+++ Testo di lettura

Il fronte d’attacco della 45ª divisione era ampio circa due chilometri, con una profondità di oltre due chilometri e mezzo che si estendeva sino ai ponti sull’Isonzo. Venturi suddivise le sue truppe in due colonne d’attacco ed una riserva. La prima colonna, denominata “Alto Sabotino”, composta da tre battaglioni del 78° fanteria, da uno del 58°, da uno del 115°, da due compagnie di minatori, da una batteria di artiglieria da montagna e da due di bombarde, avrebbe dovuto scattare dalle posizioni tra la trincea del 139° e la conca di Dol per penetrare oltre le linee austroungariche attraverso la prima e la seconda zona di irruzione.

Agosto 1916, il generale Cadorna ispeziona le posizioni sul Sabotino

Agosto 1916, il generale Cadorna ispeziona le posizioni sul Sabotino

Il generale Capello dimostrò la sua smisurata stima nei confronti di Badoglio promuovendolo prima al grado di colonnello, poi nominandolo capo di stato maggiore del corpo d’armata, infine, in deroga alle ferree regole della gerarchia militare, assegnandogli il comando della colonna “Alto Sabotino”. I mugugni del generale Francesco Gagliani, comandante della brigata Toscana, secondo cui in virtù del grado gli sarebbe spettata la guida dell’azione principale, furono messi a tacere motivando il prestigioso incarico di Badoglio con la sua impareggiabile conoscenza del terreno, dovuta all’esperienza maturata come direttore dei lavori di approccio.

++++++
+++ Materiale fornito

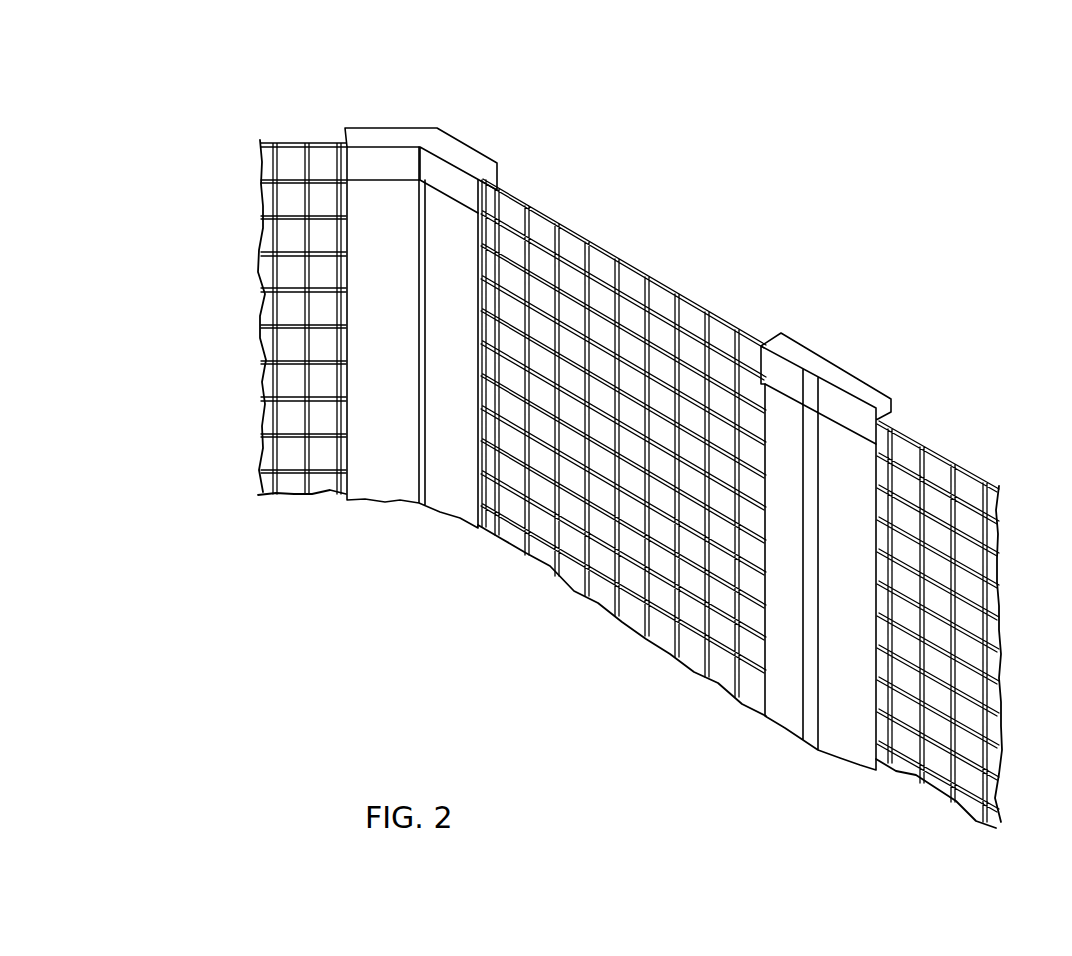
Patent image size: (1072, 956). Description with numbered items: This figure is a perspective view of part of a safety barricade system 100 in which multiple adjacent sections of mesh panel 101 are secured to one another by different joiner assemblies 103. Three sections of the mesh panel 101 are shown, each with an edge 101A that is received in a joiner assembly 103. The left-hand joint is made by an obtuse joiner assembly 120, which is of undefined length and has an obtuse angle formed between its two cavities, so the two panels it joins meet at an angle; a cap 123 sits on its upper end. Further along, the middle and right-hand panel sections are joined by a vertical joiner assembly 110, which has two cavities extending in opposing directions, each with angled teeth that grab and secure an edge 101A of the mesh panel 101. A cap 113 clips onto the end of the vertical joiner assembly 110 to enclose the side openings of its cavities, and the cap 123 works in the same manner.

The safety barricade system 100 is at (962, 132).
The mesh panel 101 is at (300, 292).
The edge of the mesh panel 101A is at (308, 148).
The joiner assembly 103 is at (646, 402).
The vertical joiner assembly 110 is at (843, 518).
The cap 113 is at (847, 375).
The obtuse joiner assembly 120 is at (393, 483).
The cap 123 is at (403, 133).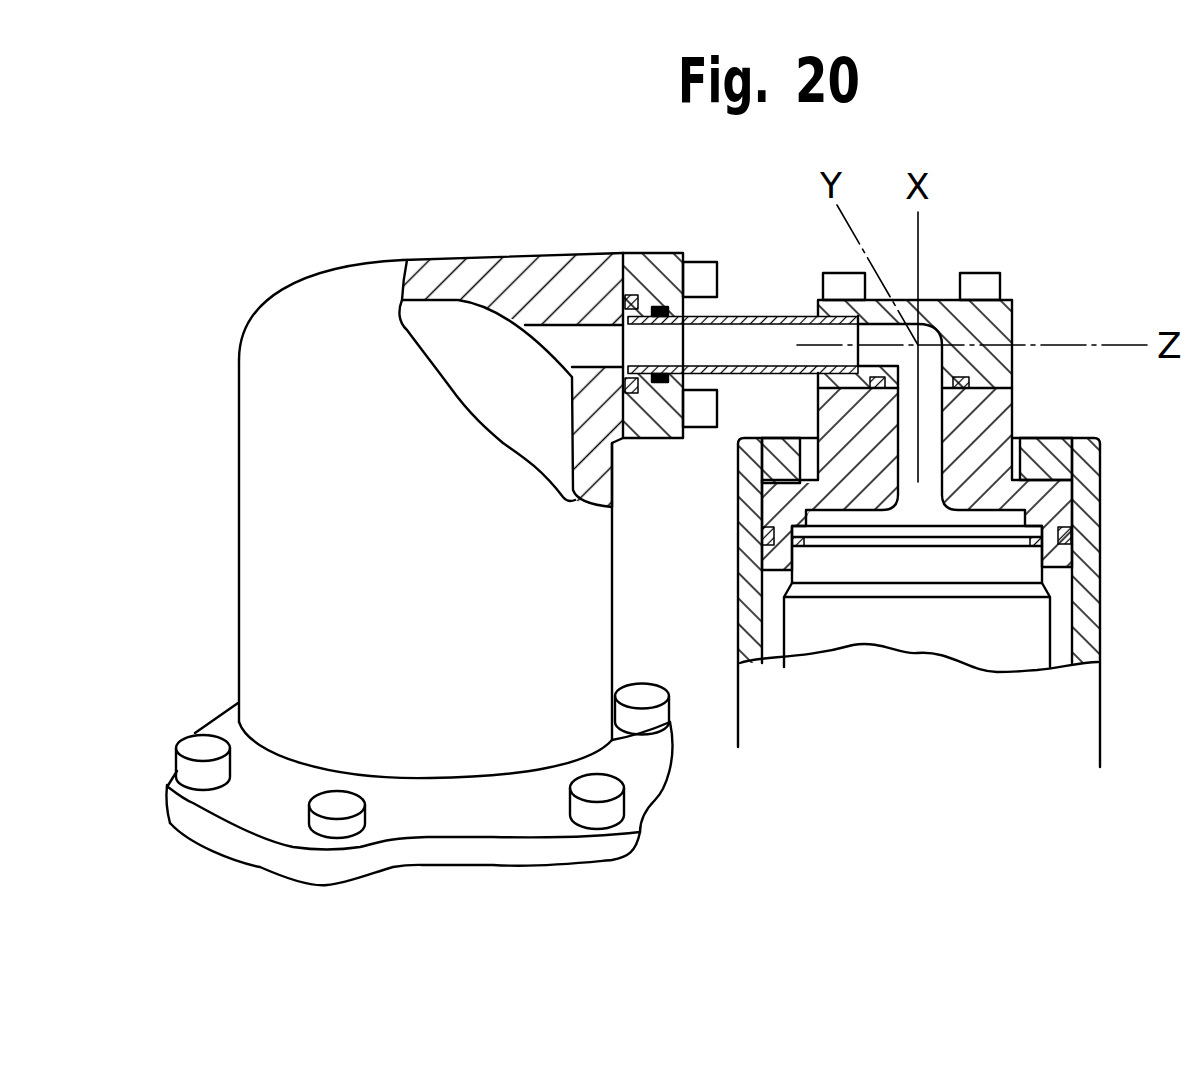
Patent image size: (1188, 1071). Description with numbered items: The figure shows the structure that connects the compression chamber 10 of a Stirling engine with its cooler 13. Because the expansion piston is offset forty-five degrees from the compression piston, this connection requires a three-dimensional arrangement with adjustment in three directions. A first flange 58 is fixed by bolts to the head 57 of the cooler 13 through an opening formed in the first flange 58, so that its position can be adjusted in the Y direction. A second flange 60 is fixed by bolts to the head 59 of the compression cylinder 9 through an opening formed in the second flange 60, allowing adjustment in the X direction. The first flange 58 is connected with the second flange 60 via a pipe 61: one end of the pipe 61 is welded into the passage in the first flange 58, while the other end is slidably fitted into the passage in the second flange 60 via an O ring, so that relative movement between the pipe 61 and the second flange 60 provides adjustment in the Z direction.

The compression cylinder 9 is at (553, 730).
The compression chamber 10 is at (518, 385).
The cooler 13 is at (1065, 717).
The head of the cooler 57 is at (985, 423).
The first flange 58 is at (997, 323).
The head of the compression cylinder 59 is at (472, 260).
The second flange 60 is at (648, 260).
The pipe 61 is at (752, 318).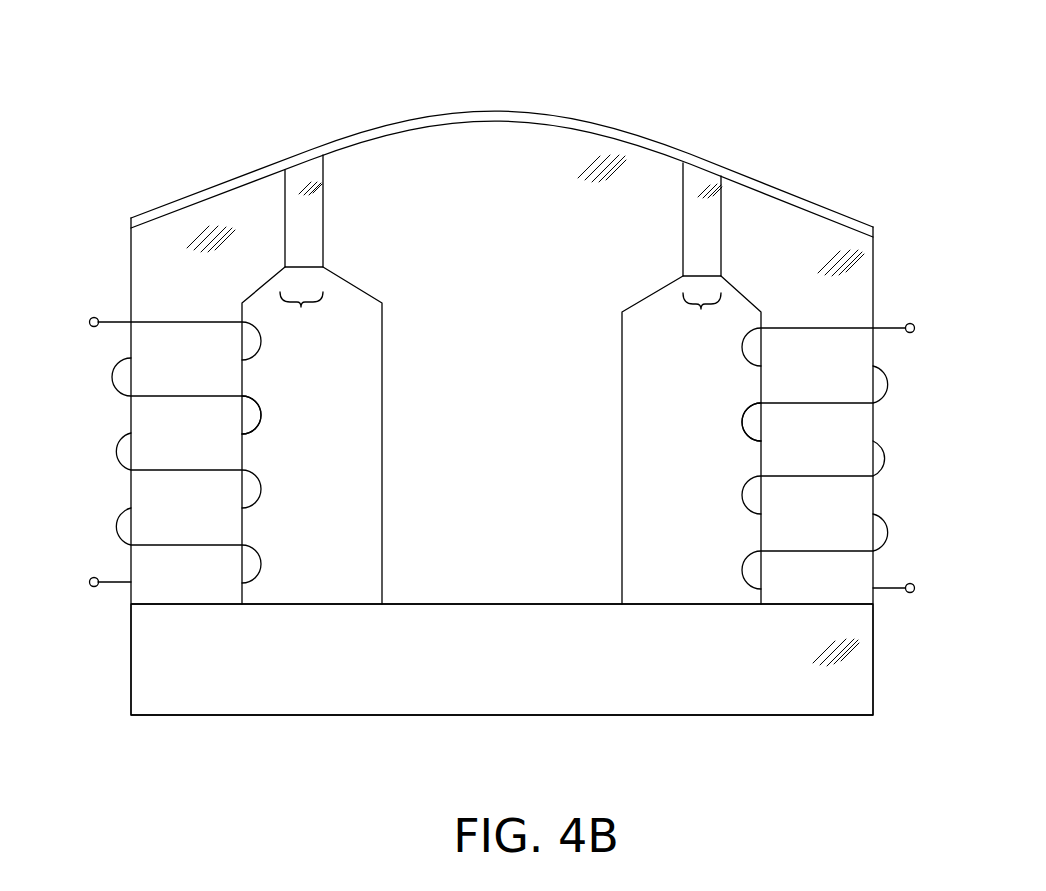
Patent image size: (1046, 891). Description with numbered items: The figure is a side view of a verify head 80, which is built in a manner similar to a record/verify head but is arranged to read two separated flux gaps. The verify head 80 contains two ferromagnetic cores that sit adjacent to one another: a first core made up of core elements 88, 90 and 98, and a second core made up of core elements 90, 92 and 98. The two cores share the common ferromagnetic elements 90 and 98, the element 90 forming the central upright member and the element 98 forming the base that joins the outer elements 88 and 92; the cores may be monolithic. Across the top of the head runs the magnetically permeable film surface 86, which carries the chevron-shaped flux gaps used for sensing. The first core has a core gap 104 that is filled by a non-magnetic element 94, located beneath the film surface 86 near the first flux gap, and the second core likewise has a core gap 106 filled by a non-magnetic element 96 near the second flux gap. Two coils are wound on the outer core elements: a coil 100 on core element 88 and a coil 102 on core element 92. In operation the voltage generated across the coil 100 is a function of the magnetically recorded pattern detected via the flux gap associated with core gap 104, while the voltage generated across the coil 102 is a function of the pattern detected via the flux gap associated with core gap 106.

The verify head 80 is at (98, 173).
The magnetically permeable film surface 86 is at (504, 110).
The core element 88 is at (174, 372).
The core element 90 is at (490, 373).
The core element 92 is at (804, 380).
The non-magnetic element 94 is at (290, 243).
The non-magnetic element 96 is at (688, 256).
The core element 98 is at (490, 675).
The coil 100 is at (262, 414).
The coil 102 is at (742, 421).
The core gap 104 is at (302, 316).
The core gap 106 is at (698, 317).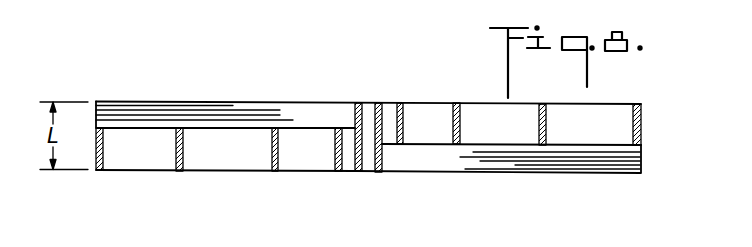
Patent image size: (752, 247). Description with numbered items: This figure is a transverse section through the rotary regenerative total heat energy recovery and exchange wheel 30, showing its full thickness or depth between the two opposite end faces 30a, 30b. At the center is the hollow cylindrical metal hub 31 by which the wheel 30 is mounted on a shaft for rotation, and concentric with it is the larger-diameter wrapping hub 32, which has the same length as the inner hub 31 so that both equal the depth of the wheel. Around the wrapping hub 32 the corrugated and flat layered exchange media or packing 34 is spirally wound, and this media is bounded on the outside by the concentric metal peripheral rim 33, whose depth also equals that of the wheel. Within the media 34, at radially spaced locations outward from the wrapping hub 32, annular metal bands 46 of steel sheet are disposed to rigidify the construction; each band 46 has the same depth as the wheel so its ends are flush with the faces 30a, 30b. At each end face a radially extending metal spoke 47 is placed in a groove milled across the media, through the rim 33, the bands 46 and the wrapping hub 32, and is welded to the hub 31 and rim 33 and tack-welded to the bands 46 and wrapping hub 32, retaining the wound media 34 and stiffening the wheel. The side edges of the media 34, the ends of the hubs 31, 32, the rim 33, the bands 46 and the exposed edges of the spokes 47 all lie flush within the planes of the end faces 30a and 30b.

The rotary regenerative total heat energy recovery and exchange wheel 30 is at (370, 187).
The end face 30a is at (212, 101).
The end face 30b is at (293, 172).
The hollow cylindrical metal hub 31 is at (377, 103).
The wrapping hub 32 is at (399, 103).
The peripheral rim 33 is at (641, 128).
The exchange media or packing 34 is at (228, 152).
The annular metal band 46 is at (177, 172).
The metal spoke 47 is at (297, 102).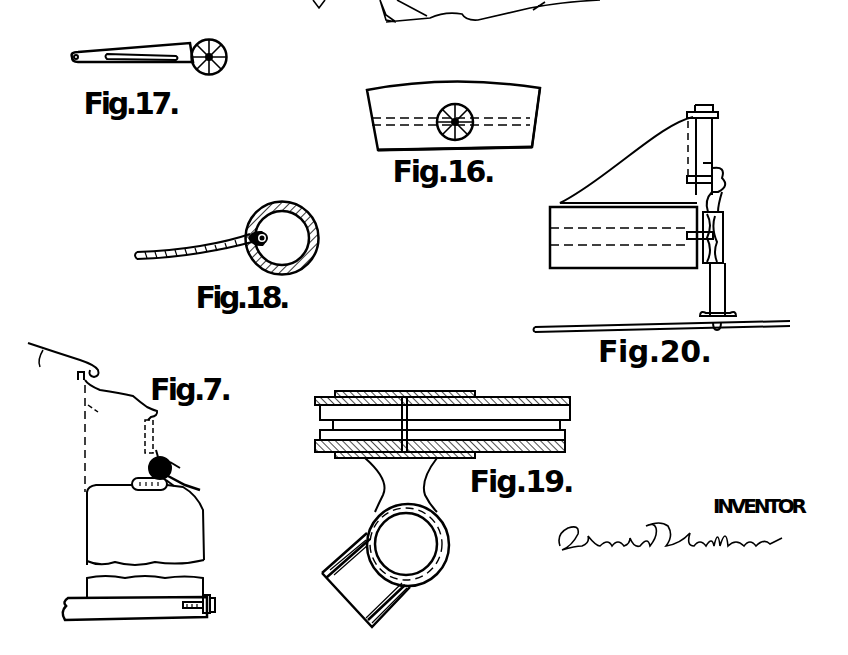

++++++

=== Consegna scritta ===
Secondo il testo di lettura, chi comandava la brigata Toscana?

=== Risposta completa ===
La brigata Toscana era comandata dal generale Francesco Gagliani.